### What you need to do
Extract all lines in the data that contain the word "epok".

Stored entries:
+ + + +
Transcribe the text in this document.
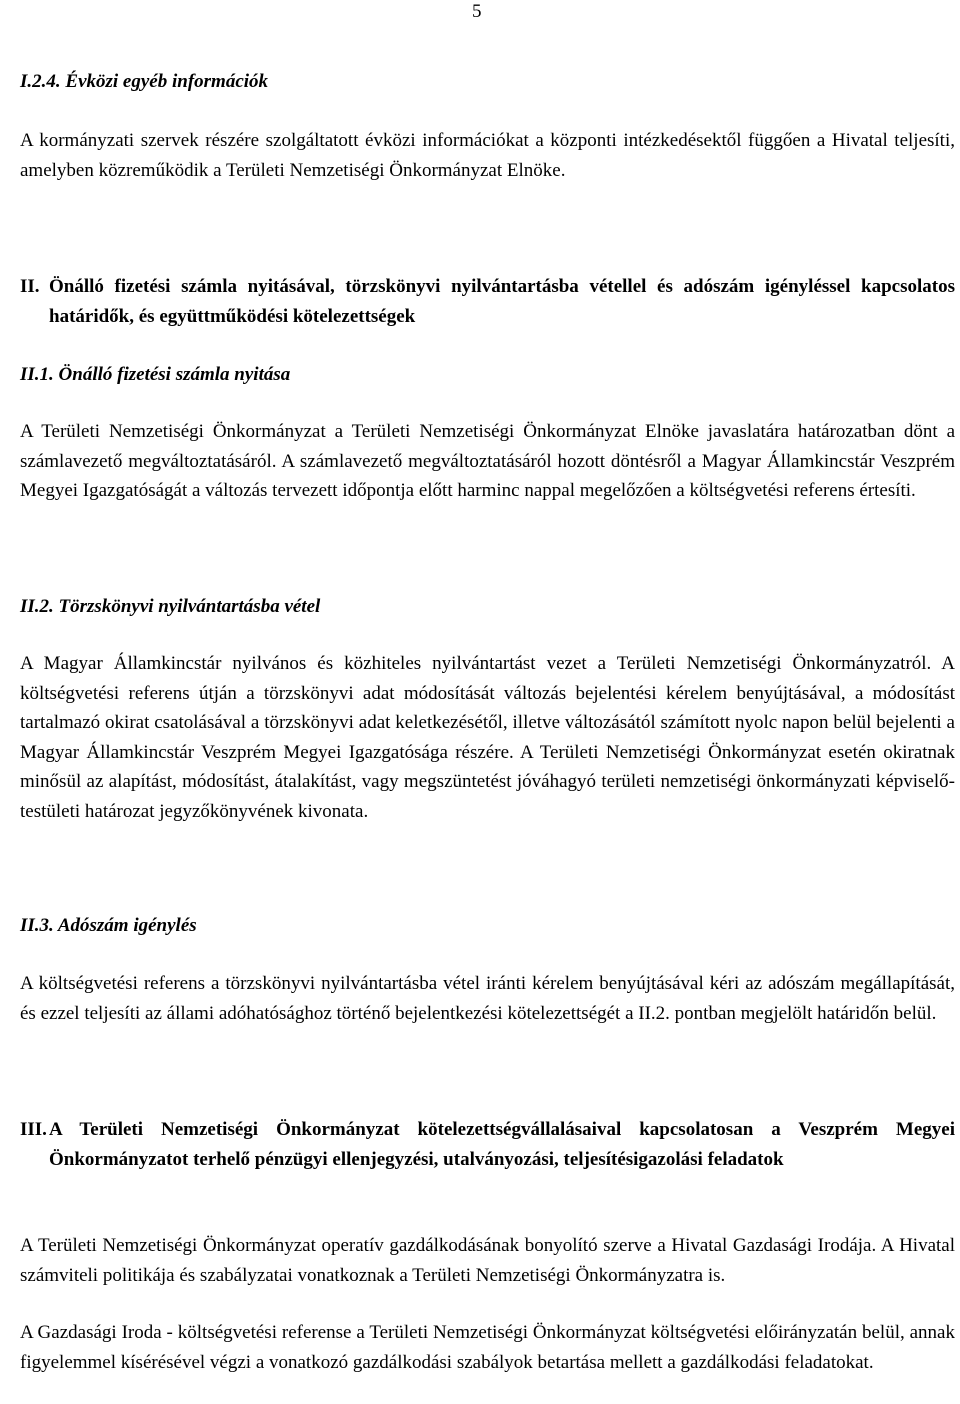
5
I.2.4. Évközi egyéb információk

A kormányzati szervek részére szolgáltatott évközi információkat a központi intézkedésektől függően a Hivatal teljesíti, amelyben közreműködik a Területi Nemzetiségi Önkormányzat Elnöke.

II. Önálló fizetési számla nyitásával, törzskönyvi nyilvántartásba vétellel és adószám igényléssel kapcsolatos határidők, és együttműködési kötelezettségek
II.1. Önálló fizetési számla nyitása

A Területi Nemzetiségi Önkormányzat a Területi Nemzetiségi Önkormányzat Elnöke javaslatára határozatban dönt a számlavezető megváltoztatásáról. A számlavezető megváltoztatásáról hozott döntésről a Magyar Államkincstár Veszprém Megyei Igazgatóságát a változás tervezett időpontja előtt harminc nappal megelőzően a költségvetési referens értesíti.

II.2. Törzskönyvi nyilvántartásba vétel

A Magyar Államkincstár nyilvános és közhiteles nyilvántartást vezet a Területi Nemzetiségi Önkormányzatról. A költségvetési referens útján a törzskönyvi adat módosítását változás bejelentési kérelem benyújtásával, a módosítást tartalmazó okirat csatolásával a törzskönyvi adat keletkezésétől, illetve változásától számított nyolc napon belül bejelenti a Magyar Államkincstár Veszprém Megyei Igazgatósága részére. A Területi Nemzetiségi Önkormányzat esetén okiratnak minősül az alapítást, módosítást, átalakítást, vagy megszüntetést jóváhagyó területi nemzetiségi önkormányzati képviselő-testületi határozat jegyzőkönyvének kivonata.

II.3. Adószám igénylés

A költségvetési referens a törzskönyvi nyilvántartásba vétel iránti kérelem benyújtásával kéri az adószám megállapítását, és ezzel teljesíti az állami adóhatósághoz történő bejelentkezési kötelezettségét a II.2. pontban megjelölt határidőn belül.

III. A Területi Nemzetiségi Önkormányzat kötelezettségvállalásaival kapcsolatosan a Veszprém Megyei Önkormányzatot terhelő pénzügyi ellenjegyzési, utalványozási, teljesítésigazolási feladatok

A Területi Nemzetiségi Önkormányzat operatív gazdálkodásának bonyolító szerve a Hivatal Gazdasági Irodája. A Hivatal számviteli politikája és szabályzatai vonatkoznak a Területi Nemzetiségi Önkormányzatra is.

A Gazdasági Iroda - költségvetési referense a Területi Nemzetiségi Önkormányzat költségvetési előirányzatán belül, annak figyelemmel kísérésével végzi a vonatkozó gazdálkodási szabályok betartása mellett a gazdálkodási feladatokat.
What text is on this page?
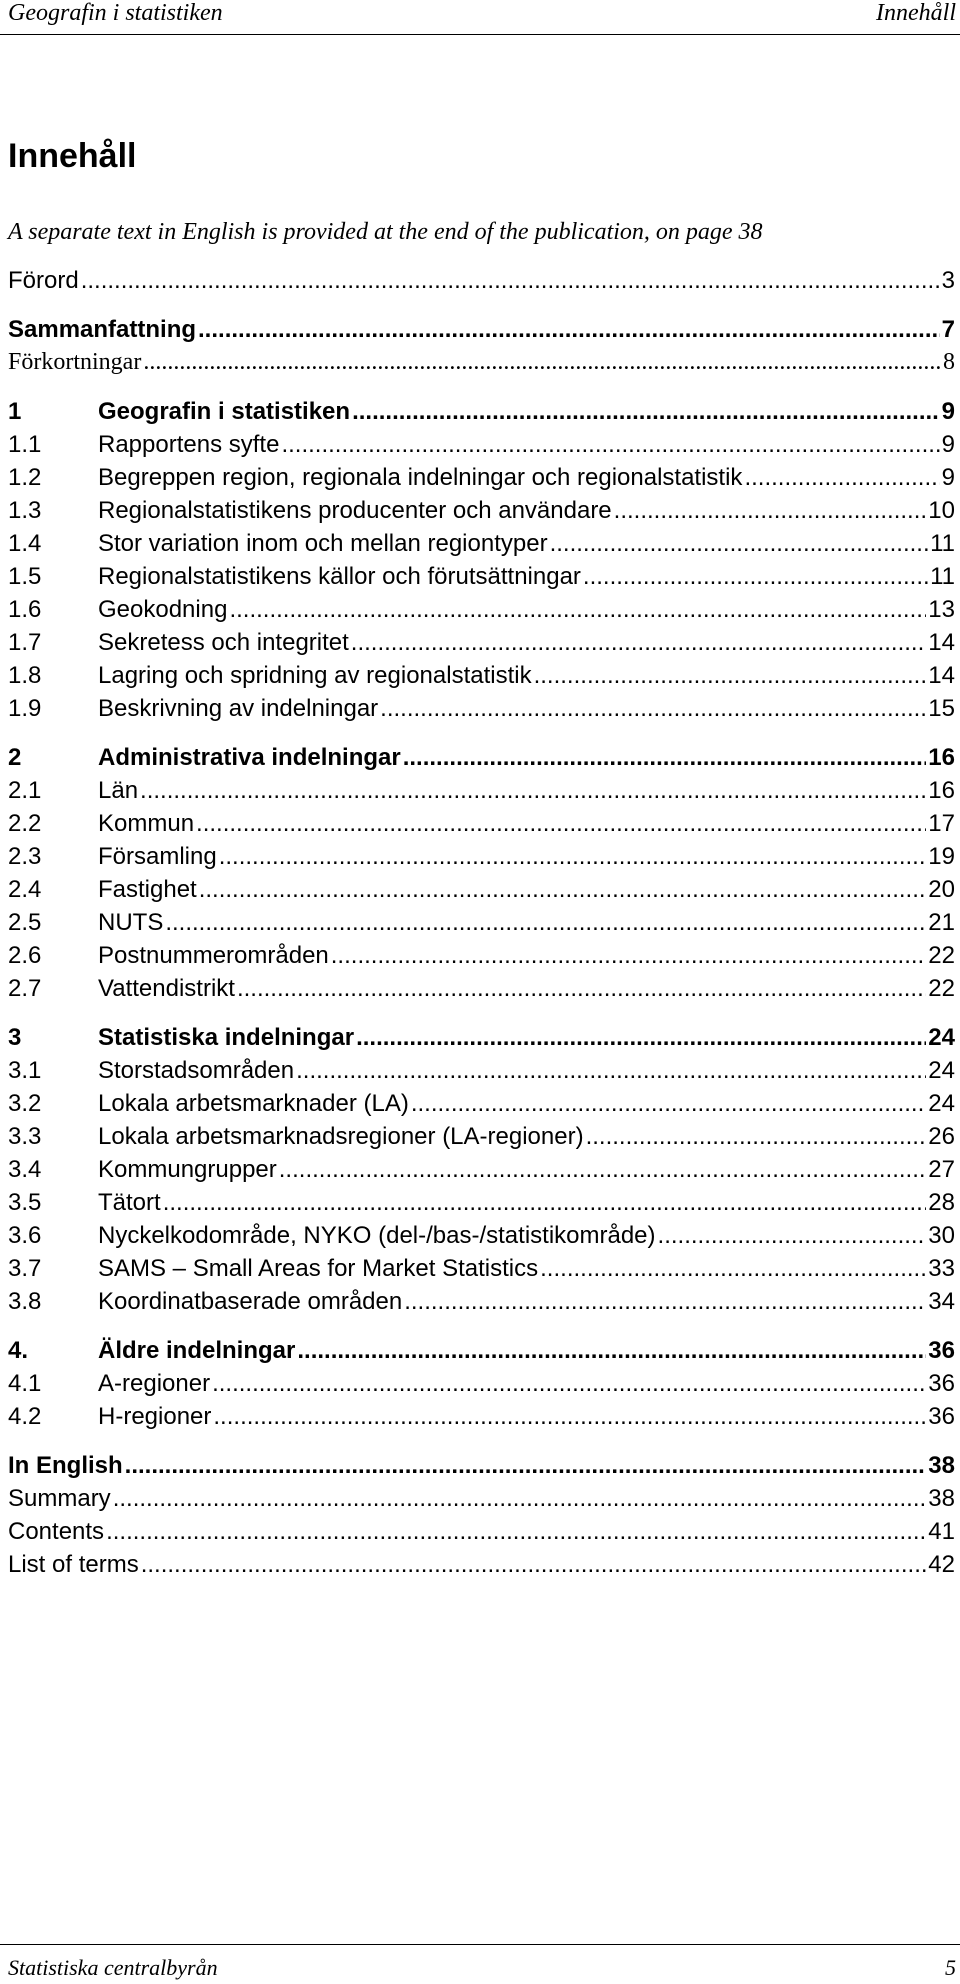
Geografin i statistiken	Innehåll
Innehåll
A separate text in English is provided at the end of the publication, on page 38
Förord .....	3
Sammanfattning .....	7
Förkortningar .....	8
1	Geografin i statistiken .....	9
1.1	Rapportens syfte .....	9
1.2	Begreppen region, regionala indelningar och regionalstatistik .....	9
1.3	Regionalstatistikens producenter och användare .....	10
1.4	Stor variation inom och mellan regiontyper .....	11
1.5	Regionalstatistikens källor och förutsättningar .....	11
1.6	Geokodning .....	13
1.7	Sekretess och integritet .....	14
1.8	Lagring och spridning av regionalstatistik .....	14
1.9	Beskrivning av indelningar .....	15
2	Administrativa indelningar .....	16
2.1	Län .....	16
2.2	Kommun .....	17
2.3	Församling .....	19
2.4	Fastighet .....	20
2.5	NUTS .....	21
2.6	Postnummerområden .....	22
2.7	Vattendistrikt .....	22
3	Statistiska indelningar .....	24
3.1	Storstadsområden .....	24
3.2	Lokala arbetsmarknader (LA) .....	24
3.3	Lokala arbetsmarknadsregioner (LA-regioner) .....	26
3.4	Kommungrupper .....	27
3.5	Tätort .....	28
3.6	Nyckelkodområde, NYKO (del-/bas-/statistikområde) .....	30
3.7	SAMS – Small Areas for Market Statistics .....	33
3.8	Koordinatbaserade områden .....	34
4.	Äldre indelningar .....	36
4.1	A-regioner .....	36
4.2	H-regioner .....	36
In English .....	38
Summary .....	38
Contents .....	41
List of terms .....	42
Statistiska centralbyrån	5
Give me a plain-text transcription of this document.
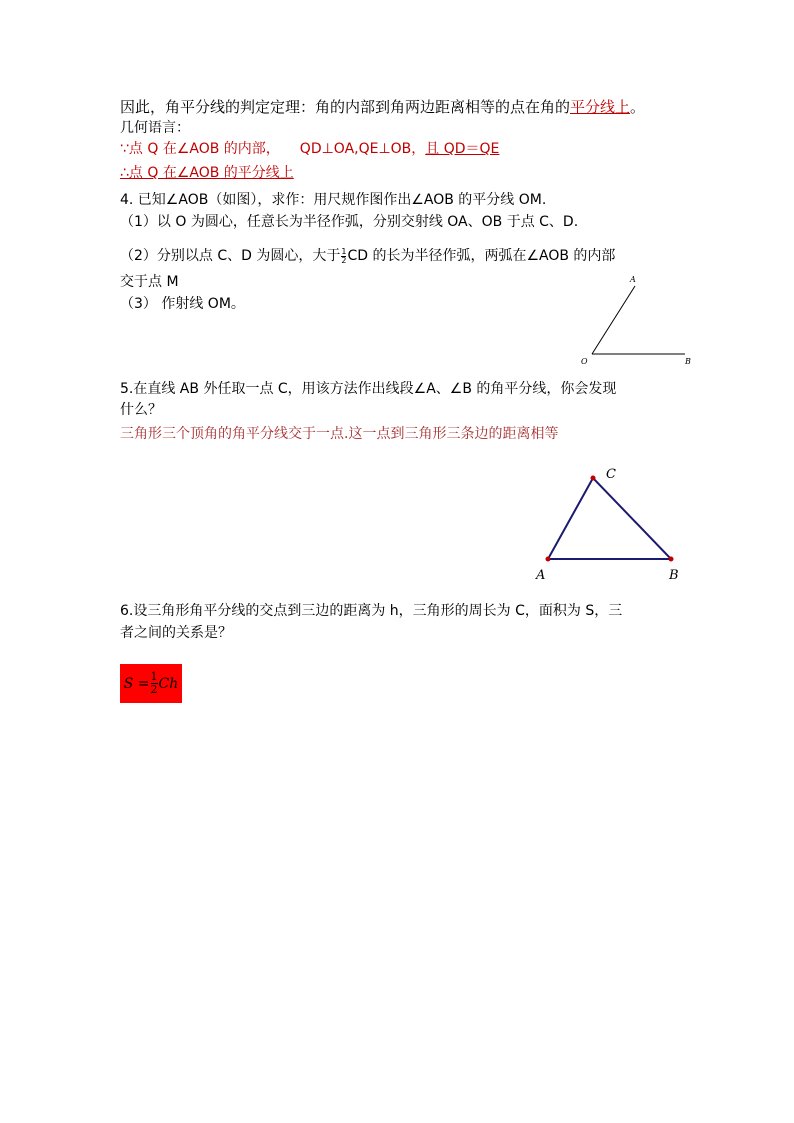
因此，角平分线的判定定理：角的内部到角两边距离相等的点在角的平分线上。
几何语言：
∵点 Q 在∠AOB 的内部， QD⊥OA,QE⊥OB，且 QD＝QE
∴点 Q 在∠AOB 的平分线上
4. 已知∠AOB（如图），求作：用尺规作图作出∠AOB 的平分线 OM.
（1）以 O 为圆心，任意长为半径作弧，分别交射线 OA、OB 于点 C、D.
（2）分别以点 C、D 为圆心，大于 $\frac{1}{2}$ CD 的长为半径作弧，两弧在∠AOB 的内部
交于点 M
（3） 作射线 OM。
A
O	B
5.在直线 AB 外任取一点 C，用该方法作出线段∠A、∠B 的角平分线，你会发现
什么？
三角形三个顶角的角平分线交于一点.这一点到三角形三条边的距离相等
C
A	B
6.设三角形角平分线的交点到三边的距离为 h，三角形的周长为 C，面积为 S，三
者之间的关系是？
$S = \frac{1}{2}$ Ch
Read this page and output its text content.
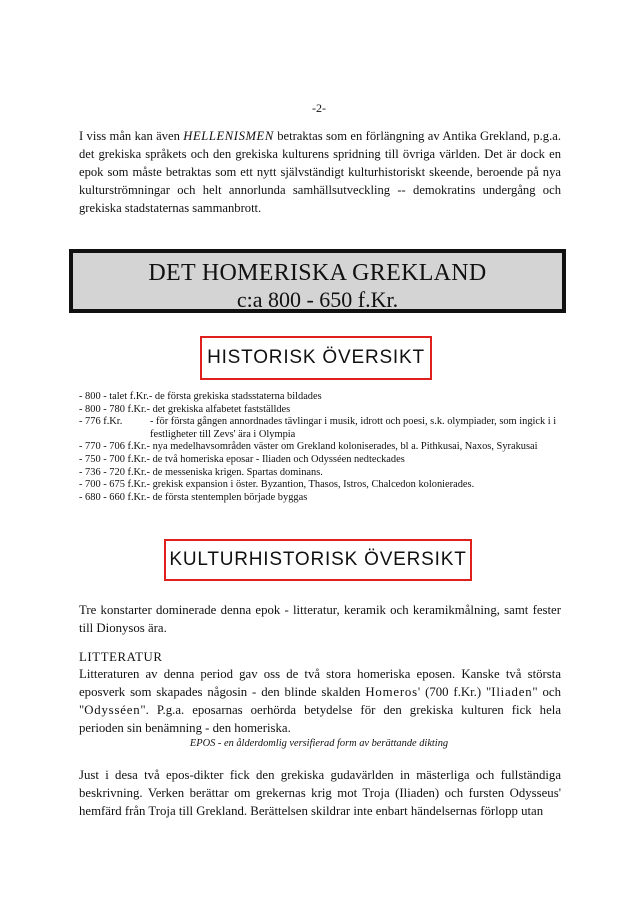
-2-
I viss mån kan även HELLENISMEN betraktas som en förlängning av Antika Grekland, p.g.a. det grekiska språkets och den grekiska kulturens spridning till övriga världen. Det är dock en epok som måste betraktas som ett nytt självständigt kulturhistoriskt skeende, beroende på nya kulturströmningar och helt annorlunda samhällsutveckling -- demokratins undergång och grekiska stadstaternas sammanbrott.
DET HOMERISKA GREKLAND
c:a 800 - 650 f.Kr.
HISTORISK ÖVERSIKT
- 800 - talet f.Kr. - de första grekiska stadsstaterna bildades
- 800 - 780 f.Kr. - det grekiska alfabetet fastställdes
- 776 f.Kr.	- för första gången annordnades tävlingar i musik, idrott och poesi, s.k. olympiader, som ingick i i festligheter till Zevs' ära i Olympia
- 770 - 706 f.Kr. - nya medelhavsområden väster om Grekland koloniserades, bl a. Pithkusai, Naxos, Syrakusai
- 750 - 700 f.Kr. - de två homeriska eposar - Iliaden och Odysséen nedteckades
- 736 - 720 f.Kr. - de messeniska krigen. Spartas dominans.
- 700 - 675 f.Kr. - grekisk expansion i öster. Byzantion, Thasos, Istros, Chalcedon kolonierades.
- 680 - 660 f.Kr. - de första stentemplen började byggas
KULTURHISTORISK ÖVERSIKT

Tre konstarter dominerade denna epok - litteratur, keramik och keramikmålning, samt fester till Dionysos ära.

LITTERATUR
Litteraturen av denna period gav oss de två stora homeriska eposen. Kanske två största eposverk som skapades någosin - den blinde skalden Homeros' (700 f.Kr.) "Iliaden" och "Odysséen". P.g.a. eposarnas oerhörda betydelse för den grekiska kulturen fick hela perioden sin benämning - den homeriska.
EPOS - en ålderdomlig versifierad form av berättande dikting
Just i desa två epos-dikter fick den grekiska gudavärlden in mästerliga och fullständiga beskrivning. Verken berättar om grekernas krig mot Troja (Iliaden) och fursten Odysseus' hemfärd från Troja till Grekland. Berättelsen skildrar inte enbart händelsernas förlopp utan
+ + + +
### Result for this task
I viss mån kan även HELLENISMEN betraktas som en förlängning av Antika Grekland, p.g.a. det grekiska språkets och den grekiska kulturens spridning till övriga världen. Det är dock en epok som måste betraktas som ett nytt självständigt kulturhistoriskt skeende, beroende på nya kulturströmningar och helt annorlunda samhällsutveckling -- demokratins undergång och grekiska stadstaternas sammanbrott.
Tre konstarter dominerade denna epok - litteratur, keramik och keramikmålning, samt fester till Dionysos ära.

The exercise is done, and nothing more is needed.